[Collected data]

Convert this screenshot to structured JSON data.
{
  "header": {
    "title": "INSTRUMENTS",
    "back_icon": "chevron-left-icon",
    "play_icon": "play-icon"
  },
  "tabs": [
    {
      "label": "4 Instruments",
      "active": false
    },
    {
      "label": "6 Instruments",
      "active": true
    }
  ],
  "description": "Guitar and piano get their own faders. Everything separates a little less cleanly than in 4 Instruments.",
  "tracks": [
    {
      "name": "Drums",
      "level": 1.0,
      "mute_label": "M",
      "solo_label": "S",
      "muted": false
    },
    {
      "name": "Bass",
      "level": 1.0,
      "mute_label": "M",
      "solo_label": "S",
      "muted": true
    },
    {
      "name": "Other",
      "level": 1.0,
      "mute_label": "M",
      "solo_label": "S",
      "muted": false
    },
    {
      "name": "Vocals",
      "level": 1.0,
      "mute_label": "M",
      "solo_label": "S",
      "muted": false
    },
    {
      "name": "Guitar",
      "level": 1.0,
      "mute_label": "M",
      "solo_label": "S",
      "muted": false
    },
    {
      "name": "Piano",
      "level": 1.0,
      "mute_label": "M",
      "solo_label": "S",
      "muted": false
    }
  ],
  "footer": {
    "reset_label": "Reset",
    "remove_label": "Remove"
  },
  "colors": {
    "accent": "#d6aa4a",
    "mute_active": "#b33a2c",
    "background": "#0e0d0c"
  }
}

REQUIREMENT: From the first line to the last, please quote the material above exactly.

FINAL RESULT:
Convert this screenshot to structured JSON data.
{
  "header": {
    "title": "INSTRUMENTS",
    "back_icon": "chevron-left-icon",
    "play_icon": "play-icon"
  },
  "tabs": [
    {
      "label": "4 Instruments",
      "active": false
    },
    {
      "label": "6 Instruments",
      "active": true
    }
  ],
  "description": "Guitar and piano get their own faders. Everything separates a little less cleanly than in 4 Instruments.",
  "tracks": [
    {
      "name": "Drums",
      "level": 1.0,
      "mute_label": "M",
      "solo_label": "S",
      "muted": false
    },
    {
      "name": "Bass",
      "level": 1.0,
      "mute_label": "M",
      "solo_label": "S",
      "muted": true
    },
    {
      "name": "Other",
      "level": 1.0,
      "mute_label": "M",
      "solo_label": "S",
      "muted": false
    },
    {
      "name": "Vocals",
      "level": 1.0,
      "mute_label": "M",
      "solo_label": "S",
      "muted": false
    },
    {
      "name": "Guitar",
      "level": 1.0,
      "mute_label": "M",
      "solo_label": "S",
      "muted": false
    },
    {
      "name": "Piano",
      "level": 1.0,
      "mute_label": "M",
      "solo_label": "S",
      "muted": false
    }
  ],
  "footer": {
    "reset_label": "Reset",
    "remove_label": "Remove"
  },
  "colors": {
    "accent": "#d6aa4a",
    "mute_active": "#b33a2c",
    "background": "#0e0d0c"
  }
}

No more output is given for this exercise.